# YOUR TASK
Print out the entries below with no edits.

Stored entries:
* * * *
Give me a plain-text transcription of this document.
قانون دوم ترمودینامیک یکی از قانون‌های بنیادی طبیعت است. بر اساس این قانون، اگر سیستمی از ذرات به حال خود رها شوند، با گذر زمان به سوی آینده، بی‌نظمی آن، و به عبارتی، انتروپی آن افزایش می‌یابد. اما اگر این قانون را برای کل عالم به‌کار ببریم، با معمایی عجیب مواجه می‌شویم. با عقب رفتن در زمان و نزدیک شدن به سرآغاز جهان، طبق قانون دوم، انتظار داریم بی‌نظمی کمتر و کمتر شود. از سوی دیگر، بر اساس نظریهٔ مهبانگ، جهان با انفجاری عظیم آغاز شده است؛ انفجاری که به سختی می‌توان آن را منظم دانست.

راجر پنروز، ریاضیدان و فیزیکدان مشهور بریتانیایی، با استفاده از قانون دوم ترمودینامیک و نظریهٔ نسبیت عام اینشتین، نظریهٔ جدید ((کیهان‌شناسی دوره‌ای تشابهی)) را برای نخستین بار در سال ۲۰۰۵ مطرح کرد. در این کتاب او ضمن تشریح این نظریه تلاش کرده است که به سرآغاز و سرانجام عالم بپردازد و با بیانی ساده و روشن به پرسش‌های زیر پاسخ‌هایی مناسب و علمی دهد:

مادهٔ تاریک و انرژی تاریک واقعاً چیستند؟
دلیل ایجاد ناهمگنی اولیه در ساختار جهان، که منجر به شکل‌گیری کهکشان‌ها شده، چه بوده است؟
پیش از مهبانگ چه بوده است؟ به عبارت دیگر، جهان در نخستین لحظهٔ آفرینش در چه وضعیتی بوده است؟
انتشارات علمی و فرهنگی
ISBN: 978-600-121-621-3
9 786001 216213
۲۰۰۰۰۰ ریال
* * * *
# RESPONSE TO THIS TASK
Give me a plain-text transcription of this document.
قانون دوم ترمودینامیک یکی از قانون‌های بنیادی طبیعت است. بر اساس این قانون، اگر سیستمی از ذرات به حال خود رها شوند، با گذر زمان به سوی آینده، بی‌نظمی آن، و به عبارتی، انتروپی آن افزایش می‌یابد. اما اگر این قانون را برای کل عالم به‌کار ببریم، با معمایی عجیب مواجه می‌شویم. با عقب رفتن در زمان و نزدیک شدن به سرآغاز جهان، طبق قانون دوم، انتظار داریم بی‌نظمی کمتر و کمتر شود. از سوی دیگر، بر اساس نظریهٔ مهبانگ، جهان با انفجاری عظیم آغاز شده است؛ انفجاری که به سختی می‌توان آن را منظم دانست.

راجر پنروز، ریاضیدان و فیزیکدان مشهور بریتانیایی، با استفاده از قانون دوم ترمودینامیک و نظریهٔ نسبیت عام اینشتین، نظریهٔ جدید ((کیهان‌شناسی دوره‌ای تشابهی)) را برای نخستین بار در سال ۲۰۰۵ مطرح کرد. در این کتاب او ضمن تشریح این نظریه تلاش کرده است که به سرآغاز و سرانجام عالم بپردازد و با بیانی ساده و روشن به پرسش‌های زیر پاسخ‌هایی مناسب و علمی دهد:

مادهٔ تاریک و انرژی تاریک واقعاً چیستند؟
دلیل ایجاد ناهمگنی اولیه در ساختار جهان، که منجر به شکل‌گیری کهکشان‌ها شده، چه بوده است؟
پیش از مهبانگ چه بوده است؟ به عبارت دیگر، جهان در نخستین لحظهٔ آفرینش در چه وضعیتی بوده است؟
انتشارات علمی و فرهنگی
ISBN: 978-600-121-621-3
9 786001 216213
۲۰۰۰۰۰ ریال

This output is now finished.